[Dataset records]
^^^^
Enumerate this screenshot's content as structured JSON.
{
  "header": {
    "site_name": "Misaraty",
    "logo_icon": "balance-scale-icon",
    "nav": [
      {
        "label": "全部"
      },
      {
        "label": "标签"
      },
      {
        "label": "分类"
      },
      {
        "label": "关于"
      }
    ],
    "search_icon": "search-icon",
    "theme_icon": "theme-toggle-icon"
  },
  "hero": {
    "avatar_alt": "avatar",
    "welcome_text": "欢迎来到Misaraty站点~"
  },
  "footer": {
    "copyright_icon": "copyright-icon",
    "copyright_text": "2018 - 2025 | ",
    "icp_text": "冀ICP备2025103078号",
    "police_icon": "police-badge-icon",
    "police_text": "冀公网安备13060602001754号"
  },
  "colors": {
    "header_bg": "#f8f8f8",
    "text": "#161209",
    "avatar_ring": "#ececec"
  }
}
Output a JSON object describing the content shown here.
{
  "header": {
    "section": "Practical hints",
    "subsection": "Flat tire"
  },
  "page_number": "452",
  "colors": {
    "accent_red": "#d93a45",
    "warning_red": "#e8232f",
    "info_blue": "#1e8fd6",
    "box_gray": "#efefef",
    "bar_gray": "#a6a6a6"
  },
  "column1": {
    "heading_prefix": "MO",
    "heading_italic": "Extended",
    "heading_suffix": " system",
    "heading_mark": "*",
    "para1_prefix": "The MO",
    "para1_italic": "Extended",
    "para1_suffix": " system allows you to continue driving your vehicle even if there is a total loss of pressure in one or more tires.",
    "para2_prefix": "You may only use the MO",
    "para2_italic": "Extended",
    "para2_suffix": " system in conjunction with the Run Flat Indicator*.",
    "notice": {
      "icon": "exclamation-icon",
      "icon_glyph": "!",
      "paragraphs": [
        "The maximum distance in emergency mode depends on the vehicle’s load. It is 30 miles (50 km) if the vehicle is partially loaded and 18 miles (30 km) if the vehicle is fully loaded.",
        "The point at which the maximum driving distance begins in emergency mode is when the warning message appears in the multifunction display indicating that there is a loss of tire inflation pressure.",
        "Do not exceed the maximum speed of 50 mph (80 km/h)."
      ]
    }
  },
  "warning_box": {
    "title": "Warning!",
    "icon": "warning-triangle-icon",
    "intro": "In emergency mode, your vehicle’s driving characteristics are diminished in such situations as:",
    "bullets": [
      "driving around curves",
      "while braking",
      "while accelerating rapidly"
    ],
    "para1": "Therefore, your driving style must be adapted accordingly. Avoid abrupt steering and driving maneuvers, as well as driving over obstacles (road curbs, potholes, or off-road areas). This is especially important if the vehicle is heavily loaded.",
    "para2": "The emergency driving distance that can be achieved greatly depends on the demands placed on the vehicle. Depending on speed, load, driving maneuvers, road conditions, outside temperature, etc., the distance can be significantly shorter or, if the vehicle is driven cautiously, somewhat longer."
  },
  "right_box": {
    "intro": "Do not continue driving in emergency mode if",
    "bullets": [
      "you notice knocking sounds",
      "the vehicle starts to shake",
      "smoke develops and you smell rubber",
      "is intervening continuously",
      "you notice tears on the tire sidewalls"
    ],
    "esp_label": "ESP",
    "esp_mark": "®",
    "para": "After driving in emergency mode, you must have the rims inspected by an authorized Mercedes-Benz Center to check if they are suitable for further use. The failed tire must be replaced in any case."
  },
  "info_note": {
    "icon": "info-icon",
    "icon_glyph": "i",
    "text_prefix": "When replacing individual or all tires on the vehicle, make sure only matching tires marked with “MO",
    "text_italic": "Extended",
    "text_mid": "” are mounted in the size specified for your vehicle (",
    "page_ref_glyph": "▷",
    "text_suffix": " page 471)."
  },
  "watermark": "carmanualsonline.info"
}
^^^^
▶ _Problem_:
How many lines in the records hold the string "loaded"? Reply with the number alone.

▶ _Correct answer_:
2